Given instruction:
Copy the data below word for word, with every line reproduced exactly as it stands.

Data in this exercise:
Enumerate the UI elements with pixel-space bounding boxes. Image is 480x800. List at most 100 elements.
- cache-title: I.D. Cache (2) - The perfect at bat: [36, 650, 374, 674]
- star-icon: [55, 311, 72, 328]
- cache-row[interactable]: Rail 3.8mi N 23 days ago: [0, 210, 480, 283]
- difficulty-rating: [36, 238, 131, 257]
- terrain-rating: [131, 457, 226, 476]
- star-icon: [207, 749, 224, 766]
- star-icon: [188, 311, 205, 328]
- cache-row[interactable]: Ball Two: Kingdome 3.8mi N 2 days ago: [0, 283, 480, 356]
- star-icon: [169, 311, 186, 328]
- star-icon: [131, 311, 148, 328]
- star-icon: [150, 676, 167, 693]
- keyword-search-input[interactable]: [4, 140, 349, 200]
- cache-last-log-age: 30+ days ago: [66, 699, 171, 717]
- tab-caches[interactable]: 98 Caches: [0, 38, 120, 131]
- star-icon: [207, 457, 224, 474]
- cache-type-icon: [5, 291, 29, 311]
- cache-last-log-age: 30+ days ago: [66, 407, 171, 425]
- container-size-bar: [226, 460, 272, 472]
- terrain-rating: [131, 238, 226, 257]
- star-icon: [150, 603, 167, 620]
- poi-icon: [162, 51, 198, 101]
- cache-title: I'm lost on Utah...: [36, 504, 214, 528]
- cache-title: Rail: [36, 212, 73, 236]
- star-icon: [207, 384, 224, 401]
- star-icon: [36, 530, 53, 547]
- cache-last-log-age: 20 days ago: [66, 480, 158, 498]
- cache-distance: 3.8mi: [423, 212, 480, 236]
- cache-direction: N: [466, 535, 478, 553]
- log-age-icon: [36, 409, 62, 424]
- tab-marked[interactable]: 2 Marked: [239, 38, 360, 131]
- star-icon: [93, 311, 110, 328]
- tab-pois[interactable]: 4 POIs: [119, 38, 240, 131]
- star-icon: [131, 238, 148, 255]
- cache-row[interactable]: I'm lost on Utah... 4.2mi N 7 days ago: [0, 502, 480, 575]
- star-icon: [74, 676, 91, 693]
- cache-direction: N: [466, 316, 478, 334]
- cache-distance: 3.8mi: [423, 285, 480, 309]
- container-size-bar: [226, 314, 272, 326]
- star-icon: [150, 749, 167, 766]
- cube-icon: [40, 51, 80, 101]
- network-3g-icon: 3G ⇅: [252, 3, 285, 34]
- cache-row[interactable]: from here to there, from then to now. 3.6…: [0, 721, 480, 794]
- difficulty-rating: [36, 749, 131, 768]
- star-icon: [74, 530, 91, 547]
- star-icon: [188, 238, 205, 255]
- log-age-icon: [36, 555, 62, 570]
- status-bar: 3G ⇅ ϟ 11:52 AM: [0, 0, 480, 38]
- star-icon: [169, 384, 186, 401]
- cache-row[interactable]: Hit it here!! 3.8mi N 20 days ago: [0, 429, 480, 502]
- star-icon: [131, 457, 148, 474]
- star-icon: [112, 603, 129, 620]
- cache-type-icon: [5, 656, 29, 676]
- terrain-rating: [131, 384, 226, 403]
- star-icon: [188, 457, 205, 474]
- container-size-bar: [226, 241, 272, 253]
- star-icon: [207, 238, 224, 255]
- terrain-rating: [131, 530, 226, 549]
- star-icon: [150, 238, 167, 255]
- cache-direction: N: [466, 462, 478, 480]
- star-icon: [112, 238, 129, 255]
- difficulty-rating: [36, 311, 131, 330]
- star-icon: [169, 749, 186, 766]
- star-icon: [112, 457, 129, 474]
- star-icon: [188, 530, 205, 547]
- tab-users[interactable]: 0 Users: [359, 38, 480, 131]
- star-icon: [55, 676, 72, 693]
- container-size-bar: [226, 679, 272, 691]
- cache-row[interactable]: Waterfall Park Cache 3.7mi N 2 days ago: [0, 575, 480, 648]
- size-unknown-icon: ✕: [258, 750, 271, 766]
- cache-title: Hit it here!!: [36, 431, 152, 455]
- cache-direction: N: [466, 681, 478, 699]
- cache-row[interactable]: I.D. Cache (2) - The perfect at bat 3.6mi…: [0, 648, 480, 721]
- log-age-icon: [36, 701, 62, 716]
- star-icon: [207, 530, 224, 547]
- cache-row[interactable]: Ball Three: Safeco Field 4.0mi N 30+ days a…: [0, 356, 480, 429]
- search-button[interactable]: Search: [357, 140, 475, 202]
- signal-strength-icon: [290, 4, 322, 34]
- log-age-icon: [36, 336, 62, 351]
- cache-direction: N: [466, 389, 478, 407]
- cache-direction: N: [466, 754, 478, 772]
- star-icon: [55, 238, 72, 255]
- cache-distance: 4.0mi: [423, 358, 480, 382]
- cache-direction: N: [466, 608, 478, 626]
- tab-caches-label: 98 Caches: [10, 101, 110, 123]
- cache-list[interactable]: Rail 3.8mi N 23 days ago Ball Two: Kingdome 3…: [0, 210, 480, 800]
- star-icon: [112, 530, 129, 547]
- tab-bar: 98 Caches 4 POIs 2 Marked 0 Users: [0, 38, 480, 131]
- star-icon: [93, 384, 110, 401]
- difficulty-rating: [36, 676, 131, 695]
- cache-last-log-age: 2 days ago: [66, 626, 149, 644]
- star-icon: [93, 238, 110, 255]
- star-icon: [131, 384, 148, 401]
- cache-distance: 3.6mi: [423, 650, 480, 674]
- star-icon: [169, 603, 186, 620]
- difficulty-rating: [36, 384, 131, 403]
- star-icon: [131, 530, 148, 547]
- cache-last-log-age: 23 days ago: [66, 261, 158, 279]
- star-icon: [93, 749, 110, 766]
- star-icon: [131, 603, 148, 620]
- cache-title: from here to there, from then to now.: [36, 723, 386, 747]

Output of the task:
Enumerate the UI elements with pixel-space bounding boxes. Image is 480x800. List at most 100 elements.
- cache-title: I.D. Cache (2) - The perfect at bat: [36, 650, 374, 674]
- star-icon: [55, 311, 72, 328]
- cache-row[interactable]: Rail 3.8mi N 23 days ago: [0, 210, 480, 283]
- difficulty-rating: [36, 238, 131, 257]
- terrain-rating: [131, 457, 226, 476]
- star-icon: [207, 749, 224, 766]
- star-icon: [188, 311, 205, 328]
- cache-row[interactable]: Ball Two: Kingdome 3.8mi N 2 days ago: [0, 283, 480, 356]
- star-icon: [169, 311, 186, 328]
- star-icon: [131, 311, 148, 328]
- star-icon: [150, 676, 167, 693]
- keyword-search-input[interactable]: [4, 140, 349, 200]
- cache-last-log-age: 30+ days ago: [66, 699, 171, 717]
- tab-caches[interactable]: 98 Caches: [0, 38, 120, 131]
- star-icon: [207, 457, 224, 474]
- cache-type-icon: [5, 291, 29, 311]
- cache-last-log-age: 30+ days ago: [66, 407, 171, 425]
- container-size-bar: [226, 460, 272, 472]
- terrain-rating: [131, 238, 226, 257]
- star-icon: [150, 603, 167, 620]
- poi-icon: [162, 51, 198, 101]
- cache-title: I'm lost on Utah...: [36, 504, 214, 528]
- cache-title: Rail: [36, 212, 73, 236]
- star-icon: [207, 384, 224, 401]
- star-icon: [36, 530, 53, 547]
- cache-last-log-age: 20 days ago: [66, 480, 158, 498]
- cache-distance: 3.8mi: [423, 212, 480, 236]
- cache-direction: N: [466, 535, 478, 553]
- log-age-icon: [36, 409, 62, 424]
- tab-marked[interactable]: 2 Marked: [239, 38, 360, 131]
- star-icon: [93, 311, 110, 328]
- tab-pois[interactable]: 4 POIs: [119, 38, 240, 131]
- star-icon: [131, 238, 148, 255]
- cache-row[interactable]: I'm lost on Utah... 4.2mi N 7 days ago: [0, 502, 480, 575]
- star-icon: [74, 676, 91, 693]
- cache-direction: N: [466, 316, 478, 334]
- cache-distance: 3.8mi: [423, 285, 480, 309]
- container-size-bar: [226, 314, 272, 326]
- star-icon: [150, 749, 167, 766]
- cube-icon: [40, 51, 80, 101]
- network-3g-icon: 3G ⇅: [252, 3, 285, 34]
- cache-row[interactable]: from here to there, from then to now. 3.6…: [0, 721, 480, 794]
- difficulty-rating: [36, 749, 131, 768]
- star-icon: [74, 530, 91, 547]
- star-icon: [188, 238, 205, 255]
- log-age-icon: [36, 555, 62, 570]
- status-bar: 3G ⇅ ϟ 11:52 AM: [0, 0, 480, 38]
- star-icon: [169, 384, 186, 401]
- cache-row[interactable]: Hit it here!! 3.8mi N 20 days ago: [0, 429, 480, 502]
- star-icon: [131, 457, 148, 474]
- star-icon: [112, 603, 129, 620]
- cache-type-icon: [5, 656, 29, 676]
- terrain-rating: [131, 384, 226, 403]
- star-icon: [188, 457, 205, 474]
- container-size-bar: [226, 241, 272, 253]
- star-icon: [207, 238, 224, 255]
- terrain-rating: [131, 530, 226, 549]
- star-icon: [150, 238, 167, 255]
- cache-direction: N: [466, 462, 478, 480]
- star-icon: [112, 238, 129, 255]
- difficulty-rating: [36, 311, 131, 330]
- star-icon: [169, 749, 186, 766]
- star-icon: [112, 457, 129, 474]
- star-icon: [188, 530, 205, 547]
- tab-users[interactable]: 0 Users: [359, 38, 480, 131]
- star-icon: [55, 676, 72, 693]
- container-size-bar: [226, 679, 272, 691]
- cache-row[interactable]: Waterfall Park Cache 3.7mi N 2 days ago: [0, 575, 480, 648]
- size-unknown-icon: ✕: [258, 750, 271, 766]
- cache-title: Hit it here!!: [36, 431, 152, 455]
- cache-direction: N: [466, 681, 478, 699]
- cache-row[interactable]: I.D. Cache (2) - The perfect at bat 3.6mi…: [0, 648, 480, 721]
- log-age-icon: [36, 701, 62, 716]
- star-icon: [207, 530, 224, 547]
- cache-row[interactable]: Ball Three: Safeco Field 4.0mi N 30+ days a…: [0, 356, 480, 429]
- search-button[interactable]: Search: [357, 140, 475, 202]
- signal-strength-icon: [290, 4, 322, 34]
- log-age-icon: [36, 336, 62, 351]
- cache-direction: N: [466, 389, 478, 407]
- cache-direction: N: [466, 754, 478, 772]
- star-icon: [55, 238, 72, 255]
- cache-distance: 4.0mi: [423, 358, 480, 382]
- cache-direction: N: [466, 608, 478, 626]
- tab-caches-label: 98 Caches: [10, 101, 110, 123]
- cache-list[interactable]: Rail 3.8mi N 23 days ago Ball Two: Kingdome 3…: [0, 210, 480, 800]
- star-icon: [112, 530, 129, 547]
- tab-bar: 98 Caches 4 POIs 2 Marked 0 Users: [0, 38, 480, 131]
- star-icon: [93, 384, 110, 401]
- difficulty-rating: [36, 676, 131, 695]
- cache-last-log-age: 2 days ago: [66, 626, 149, 644]
- star-icon: [93, 238, 110, 255]
- star-icon: [131, 384, 148, 401]
- cache-distance: 3.6mi: [423, 650, 480, 674]
- star-icon: [169, 603, 186, 620]
- difficulty-rating: [36, 384, 131, 403]
- star-icon: [131, 530, 148, 547]
- cache-last-log-age: 23 days ago: [66, 261, 158, 279]
- star-icon: [93, 749, 110, 766]
- star-icon: [131, 603, 148, 620]
- cache-title: from here to there, from then to now.: [36, 723, 386, 747]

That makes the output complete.